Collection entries
========================
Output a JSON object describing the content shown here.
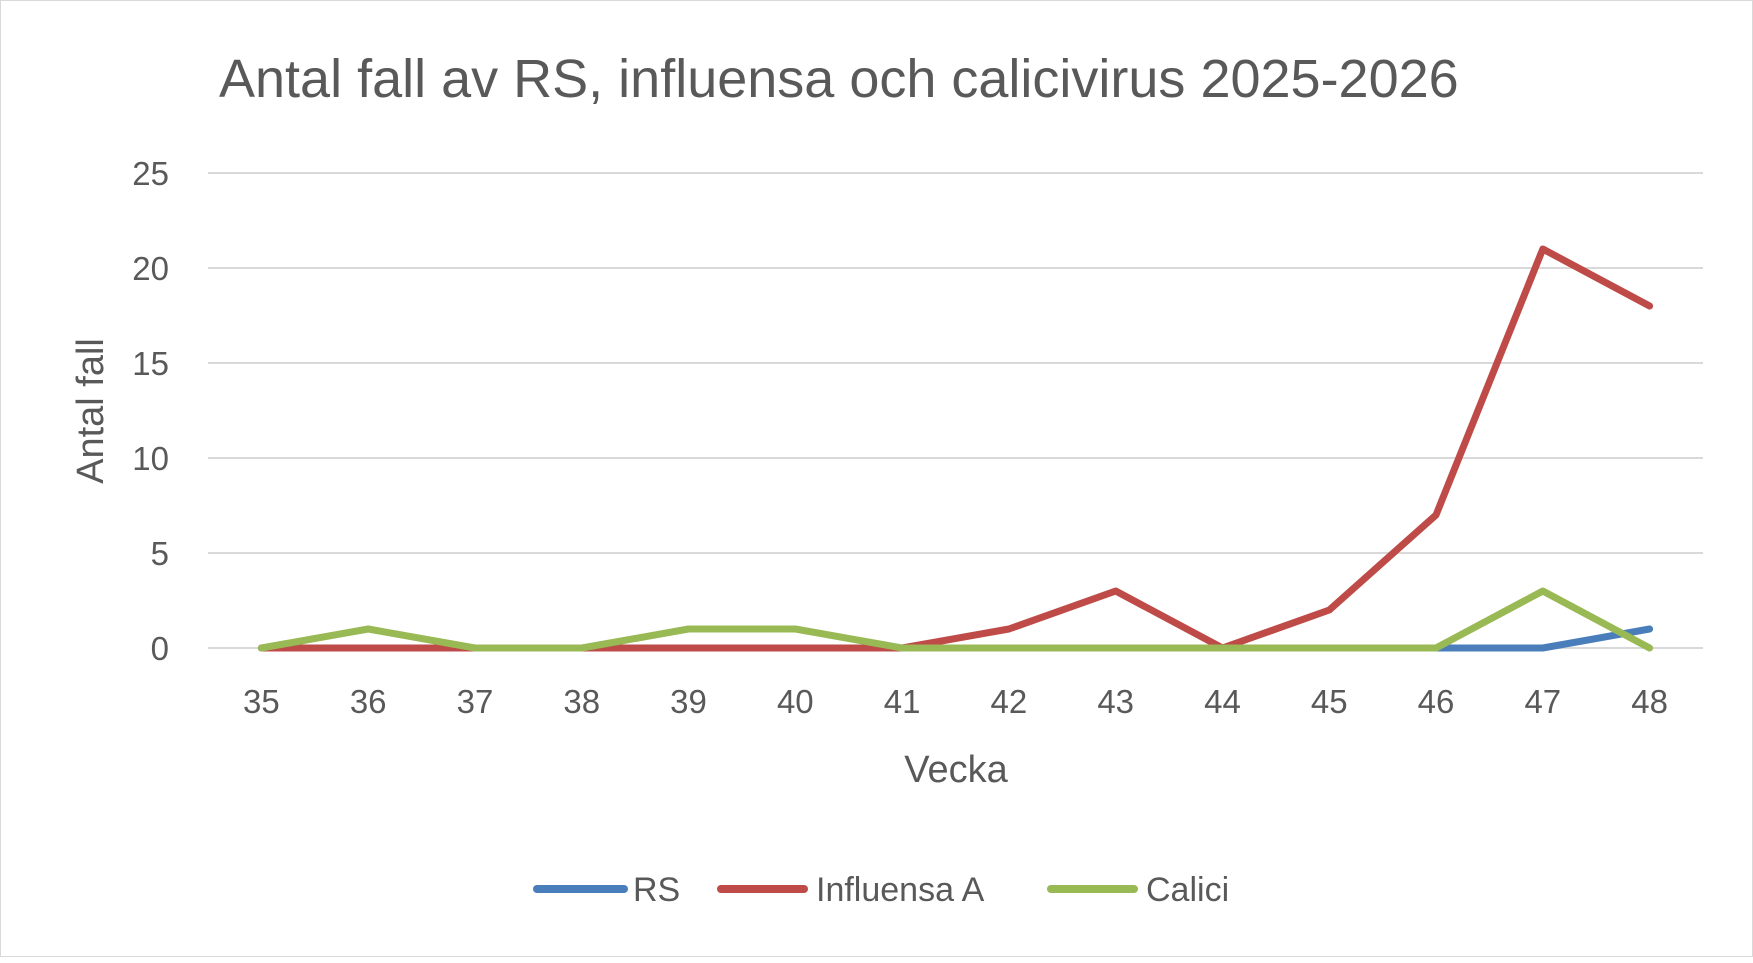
{
  "chart_data": {
    "type": "line",
    "title": "Antal fall av RS, influensa och calicivirus 2025-2026",
    "xlabel": "Vecka",
    "ylabel": "Antal fall",
    "categories": [
      "35",
      "36",
      "37",
      "38",
      "39",
      "40",
      "41",
      "42",
      "43",
      "44",
      "45",
      "46",
      "47",
      "48"
    ],
    "ylim": [
      0,
      25
    ],
    "yticks": [
      "0",
      "5",
      "10",
      "15",
      "20",
      "25"
    ],
    "grid": true,
    "legend_position": "bottom",
    "series": [
      {
        "name": "RS",
        "color": "#4a7ebb",
        "values": [
          0,
          0,
          0,
          0,
          0,
          0,
          0,
          0,
          0,
          0,
          0,
          0,
          0,
          1
        ]
      },
      {
        "name": "Influensa A",
        "color": "#be4b48",
        "values": [
          0,
          0,
          0,
          0,
          0,
          0,
          0,
          1,
          3,
          0,
          2,
          7,
          21,
          18
        ]
      },
      {
        "name": "Calici",
        "color": "#98b954",
        "values": [
          0,
          1,
          0,
          0,
          1,
          1,
          0,
          0,
          0,
          0,
          0,
          0,
          3,
          0
        ]
      }
    ]
  }
}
========================
Pictures are to be left out; repeat all the remaining data exactly.

Output a JSON object describing the content shown here.
{
  "chart_data": {
    "type": "line",
    "title": "Antal fall av RS, influensa och calicivirus 2025-2026",
    "xlabel": "Vecka",
    "ylabel": "Antal fall",
    "categories": [
      "35",
      "36",
      "37",
      "38",
      "39",
      "40",
      "41",
      "42",
      "43",
      "44",
      "45",
      "46",
      "47",
      "48"
    ],
    "ylim": [
      0,
      25
    ],
    "yticks": [
      "0",
      "5",
      "10",
      "15",
      "20",
      "25"
    ],
    "grid": true,
    "legend_position": "bottom",
    "series": [
      {
        "name": "RS",
        "color": "#4a7ebb",
        "values": [
          0,
          0,
          0,
          0,
          0,
          0,
          0,
          0,
          0,
          0,
          0,
          0,
          0,
          1
        ]
      },
      {
        "name": "Influensa A",
        "color": "#be4b48",
        "values": [
          0,
          0,
          0,
          0,
          0,
          0,
          0,
          1,
          3,
          0,
          2,
          7,
          21,
          18
        ]
      },
      {
        "name": "Calici",
        "color": "#98b954",
        "values": [
          0,
          1,
          0,
          0,
          1,
          1,
          0,
          0,
          0,
          0,
          0,
          0,
          3,
          0
        ]
      }
    ]
  }
}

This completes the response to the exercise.